■ **Your instructions**
Quote the whole listing verbatim.

* Begin Supplied data *

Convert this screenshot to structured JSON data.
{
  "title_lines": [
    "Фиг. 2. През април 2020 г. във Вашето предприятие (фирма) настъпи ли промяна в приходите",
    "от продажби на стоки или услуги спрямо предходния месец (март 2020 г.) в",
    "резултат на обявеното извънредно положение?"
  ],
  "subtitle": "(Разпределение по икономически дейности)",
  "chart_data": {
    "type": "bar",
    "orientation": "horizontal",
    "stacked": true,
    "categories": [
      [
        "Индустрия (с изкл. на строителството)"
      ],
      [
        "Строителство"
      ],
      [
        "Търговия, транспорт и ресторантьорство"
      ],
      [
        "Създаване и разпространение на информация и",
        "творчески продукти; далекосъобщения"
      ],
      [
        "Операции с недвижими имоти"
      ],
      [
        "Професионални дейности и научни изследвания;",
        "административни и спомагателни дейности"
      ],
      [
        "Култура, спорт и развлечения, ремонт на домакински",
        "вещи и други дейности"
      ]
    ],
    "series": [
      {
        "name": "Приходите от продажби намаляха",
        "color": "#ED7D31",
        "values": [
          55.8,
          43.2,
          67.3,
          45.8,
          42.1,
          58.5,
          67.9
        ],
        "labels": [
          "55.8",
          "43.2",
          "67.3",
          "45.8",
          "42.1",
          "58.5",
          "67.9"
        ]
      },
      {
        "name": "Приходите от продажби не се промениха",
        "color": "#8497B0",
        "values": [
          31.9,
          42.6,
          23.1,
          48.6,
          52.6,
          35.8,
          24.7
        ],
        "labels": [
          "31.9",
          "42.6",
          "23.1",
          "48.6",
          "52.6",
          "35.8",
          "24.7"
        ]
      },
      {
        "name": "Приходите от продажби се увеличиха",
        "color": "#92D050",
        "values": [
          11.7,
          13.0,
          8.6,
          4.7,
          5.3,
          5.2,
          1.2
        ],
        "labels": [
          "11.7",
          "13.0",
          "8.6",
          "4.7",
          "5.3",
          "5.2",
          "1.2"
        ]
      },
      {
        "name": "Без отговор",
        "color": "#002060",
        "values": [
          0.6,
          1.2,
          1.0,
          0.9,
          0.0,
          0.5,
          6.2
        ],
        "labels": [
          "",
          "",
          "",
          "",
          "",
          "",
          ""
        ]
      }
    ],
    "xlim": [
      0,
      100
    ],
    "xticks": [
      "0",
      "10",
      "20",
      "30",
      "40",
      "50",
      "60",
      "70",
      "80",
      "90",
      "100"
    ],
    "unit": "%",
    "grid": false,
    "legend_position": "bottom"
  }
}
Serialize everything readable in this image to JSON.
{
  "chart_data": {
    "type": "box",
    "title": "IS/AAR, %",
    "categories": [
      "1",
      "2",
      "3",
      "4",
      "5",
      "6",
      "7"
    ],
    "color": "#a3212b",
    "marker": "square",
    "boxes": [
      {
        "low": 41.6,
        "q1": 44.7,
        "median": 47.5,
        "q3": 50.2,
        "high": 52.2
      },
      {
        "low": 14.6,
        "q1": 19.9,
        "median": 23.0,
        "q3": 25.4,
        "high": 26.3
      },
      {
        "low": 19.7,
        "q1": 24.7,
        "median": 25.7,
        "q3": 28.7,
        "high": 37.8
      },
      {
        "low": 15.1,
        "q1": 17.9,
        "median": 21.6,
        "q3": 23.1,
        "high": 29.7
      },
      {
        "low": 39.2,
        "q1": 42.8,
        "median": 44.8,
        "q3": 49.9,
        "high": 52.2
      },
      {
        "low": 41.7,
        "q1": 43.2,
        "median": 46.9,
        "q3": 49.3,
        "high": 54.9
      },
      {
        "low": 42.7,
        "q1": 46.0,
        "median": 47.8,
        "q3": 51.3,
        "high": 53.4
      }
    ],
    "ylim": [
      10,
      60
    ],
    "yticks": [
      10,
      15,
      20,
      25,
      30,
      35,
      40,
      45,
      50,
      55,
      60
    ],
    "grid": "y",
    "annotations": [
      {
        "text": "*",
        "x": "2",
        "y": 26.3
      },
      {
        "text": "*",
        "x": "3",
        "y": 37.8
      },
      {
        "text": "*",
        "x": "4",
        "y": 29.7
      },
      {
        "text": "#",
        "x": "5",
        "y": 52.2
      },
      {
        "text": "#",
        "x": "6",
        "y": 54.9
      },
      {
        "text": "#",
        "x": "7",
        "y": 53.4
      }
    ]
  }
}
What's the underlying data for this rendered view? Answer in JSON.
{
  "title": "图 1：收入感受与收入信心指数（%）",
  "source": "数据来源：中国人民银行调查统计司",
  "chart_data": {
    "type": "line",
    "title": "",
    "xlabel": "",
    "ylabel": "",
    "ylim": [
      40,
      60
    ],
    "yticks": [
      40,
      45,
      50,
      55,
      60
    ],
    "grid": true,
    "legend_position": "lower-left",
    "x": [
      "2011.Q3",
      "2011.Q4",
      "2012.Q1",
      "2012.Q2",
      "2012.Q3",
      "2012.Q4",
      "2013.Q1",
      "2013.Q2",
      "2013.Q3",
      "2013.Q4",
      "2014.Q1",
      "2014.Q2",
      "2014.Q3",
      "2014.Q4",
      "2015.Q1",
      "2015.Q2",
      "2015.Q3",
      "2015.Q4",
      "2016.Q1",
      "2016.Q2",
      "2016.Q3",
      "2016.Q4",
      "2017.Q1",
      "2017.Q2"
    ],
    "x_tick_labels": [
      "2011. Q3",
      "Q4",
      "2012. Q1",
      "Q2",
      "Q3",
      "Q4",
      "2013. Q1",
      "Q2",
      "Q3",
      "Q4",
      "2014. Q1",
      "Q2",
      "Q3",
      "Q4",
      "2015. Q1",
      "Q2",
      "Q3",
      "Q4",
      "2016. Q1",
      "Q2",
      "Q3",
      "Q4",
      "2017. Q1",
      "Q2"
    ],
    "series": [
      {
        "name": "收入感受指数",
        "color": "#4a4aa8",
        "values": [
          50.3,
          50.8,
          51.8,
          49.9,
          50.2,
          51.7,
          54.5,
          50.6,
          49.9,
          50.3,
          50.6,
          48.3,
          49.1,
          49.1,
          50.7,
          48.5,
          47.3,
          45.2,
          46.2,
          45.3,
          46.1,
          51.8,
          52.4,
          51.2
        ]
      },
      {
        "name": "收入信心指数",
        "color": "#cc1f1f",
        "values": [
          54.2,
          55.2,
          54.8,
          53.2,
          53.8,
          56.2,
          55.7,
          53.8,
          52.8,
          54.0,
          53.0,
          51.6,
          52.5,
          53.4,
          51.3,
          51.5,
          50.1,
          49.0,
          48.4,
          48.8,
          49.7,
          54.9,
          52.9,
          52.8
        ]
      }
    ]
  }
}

* End Supplied data *

■ **Result of the exercise**
Convert this screenshot to structured JSON data.
{
  "title_lines": [
    "Фиг. 2. През април 2020 г. във Вашето предприятие (фирма) настъпи ли промяна в приходите",
    "от продажби на стоки или услуги спрямо предходния месец (март 2020 г.) в",
    "резултат на обявеното извънредно положение?"
  ],
  "subtitle": "(Разпределение по икономически дейности)",
  "chart_data": {
    "type": "bar",
    "orientation": "horizontal",
    "stacked": true,
    "categories": [
      [
        "Индустрия (с изкл. на строителството)"
      ],
      [
        "Строителство"
      ],
      [
        "Търговия, транспорт и ресторантьорство"
      ],
      [
        "Създаване и разпространение на информация и",
        "творчески продукти; далекосъобщения"
      ],
      [
        "Операции с недвижими имоти"
      ],
      [
        "Професионални дейности и научни изследвания;",
        "административни и спомагателни дейности"
      ],
      [
        "Култура, спорт и развлечения, ремонт на домакински",
        "вещи и други дейности"
      ]
    ],
    "series": [
      {
        "name": "Приходите от продажби намаляха",
        "color": "#ED7D31",
        "values": [
          55.8,
          43.2,
          67.3,
          45.8,
          42.1,
          58.5,
          67.9
        ],
        "labels": [
          "55.8",
          "43.2",
          "67.3",
          "45.8",
          "42.1",
          "58.5",
          "67.9"
        ]
      },
      {
        "name": "Приходите от продажби не се промениха",
        "color": "#8497B0",
        "values": [
          31.9,
          42.6,
          23.1,
          48.6,
          52.6,
          35.8,
          24.7
        ],
        "labels": [
          "31.9",
          "42.6",
          "23.1",
          "48.6",
          "52.6",
          "35.8",
          "24.7"
        ]
      },
      {
        "name": "Приходите от продажби се увеличиха",
        "color": "#92D050",
        "values": [
          11.7,
          13.0,
          8.6,
          4.7,
          5.3,
          5.2,
          1.2
        ],
        "labels": [
          "11.7",
          "13.0",
          "8.6",
          "4.7",
          "5.3",
          "5.2",
          "1.2"
        ]
      },
      {
        "name": "Без отговор",
        "color": "#002060",
        "values": [
          0.6,
          1.2,
          1.0,
          0.9,
          0.0,
          0.5,
          6.2
        ],
        "labels": [
          "",
          "",
          "",
          "",
          "",
          "",
          ""
        ]
      }
    ],
    "xlim": [
      0,
      100
    ],
    "xticks": [
      "0",
      "10",
      "20",
      "30",
      "40",
      "50",
      "60",
      "70",
      "80",
      "90",
      "100"
    ],
    "unit": "%",
    "grid": false,
    "legend_position": "bottom"
  }
}
Serialize everything readable in this image to JSON.
{
  "chart_data": {
    "type": "box",
    "title": "IS/AAR, %",
    "categories": [
      "1",
      "2",
      "3",
      "4",
      "5",
      "6",
      "7"
    ],
    "color": "#a3212b",
    "marker": "square",
    "boxes": [
      {
        "low": 41.6,
        "q1": 44.7,
        "median": 47.5,
        "q3": 50.2,
        "high": 52.2
      },
      {
        "low": 14.6,
        "q1": 19.9,
        "median": 23.0,
        "q3": 25.4,
        "high": 26.3
      },
      {
        "low": 19.7,
        "q1": 24.7,
        "median": 25.7,
        "q3": 28.7,
        "high": 37.8
      },
      {
        "low": 15.1,
        "q1": 17.9,
        "median": 21.6,
        "q3": 23.1,
        "high": 29.7
      },
      {
        "low": 39.2,
        "q1": 42.8,
        "median": 44.8,
        "q3": 49.9,
        "high": 52.2
      },
      {
        "low": 41.7,
        "q1": 43.2,
        "median": 46.9,
        "q3": 49.3,
        "high": 54.9
      },
      {
        "low": 42.7,
        "q1": 46.0,
        "median": 47.8,
        "q3": 51.3,
        "high": 53.4
      }
    ],
    "ylim": [
      10,
      60
    ],
    "yticks": [
      10,
      15,
      20,
      25,
      30,
      35,
      40,
      45,
      50,
      55,
      60
    ],
    "grid": "y",
    "annotations": [
      {
        "text": "*",
        "x": "2",
        "y": 26.3
      },
      {
        "text": "*",
        "x": "3",
        "y": 37.8
      },
      {
        "text": "*",
        "x": "4",
        "y": 29.7
      },
      {
        "text": "#",
        "x": "5",
        "y": 52.2
      },
      {
        "text": "#",
        "x": "6",
        "y": 54.9
      },
      {
        "text": "#",
        "x": "7",
        "y": 53.4
      }
    ]
  }
}
What's the underlying data for this rendered view? Answer in JSON.
{
  "title": "图 1：收入感受与收入信心指数（%）",
  "source": "数据来源：中国人民银行调查统计司",
  "chart_data": {
    "type": "line",
    "title": "",
    "xlabel": "",
    "ylabel": "",
    "ylim": [
      40,
      60
    ],
    "yticks": [
      40,
      45,
      50,
      55,
      60
    ],
    "grid": true,
    "legend_position": "lower-left",
    "x": [
      "2011.Q3",
      "2011.Q4",
      "2012.Q1",
      "2012.Q2",
      "2012.Q3",
      "2012.Q4",
      "2013.Q1",
      "2013.Q2",
      "2013.Q3",
      "2013.Q4",
      "2014.Q1",
      "2014.Q2",
      "2014.Q3",
      "2014.Q4",
      "2015.Q1",
      "2015.Q2",
      "2015.Q3",
      "2015.Q4",
      "2016.Q1",
      "2016.Q2",
      "2016.Q3",
      "2016.Q4",
      "2017.Q1",
      "2017.Q2"
    ],
    "x_tick_labels": [
      "2011. Q3",
      "Q4",
      "2012. Q1",
      "Q2",
      "Q3",
      "Q4",
      "2013. Q1",
      "Q2",
      "Q3",
      "Q4",
      "2014. Q1",
      "Q2",
      "Q3",
      "Q4",
      "2015. Q1",
      "Q2",
      "Q3",
      "Q4",
      "2016. Q1",
      "Q2",
      "Q3",
      "Q4",
      "2017. Q1",
      "Q2"
    ],
    "series": [
      {
        "name": "收入感受指数",
        "color": "#4a4aa8",
        "values": [
          50.3,
          50.8,
          51.8,
          49.9,
          50.2,
          51.7,
          54.5,
          50.6,
          49.9,
          50.3,
          50.6,
          48.3,
          49.1,
          49.1,
          50.7,
          48.5,
          47.3,
          45.2,
          46.2,
          45.3,
          46.1,
          51.8,
          52.4,
          51.2
        ]
      },
      {
        "name": "收入信心指数",
        "color": "#cc1f1f",
        "values": [
          54.2,
          55.2,
          54.8,
          53.2,
          53.8,
          56.2,
          55.7,
          53.8,
          52.8,
          54.0,
          53.0,
          51.6,
          52.5,
          53.4,
          51.3,
          51.5,
          50.1,
          49.0,
          48.4,
          48.8,
          49.7,
          54.9,
          52.9,
          52.8
        ]
      }
    ]
  }
}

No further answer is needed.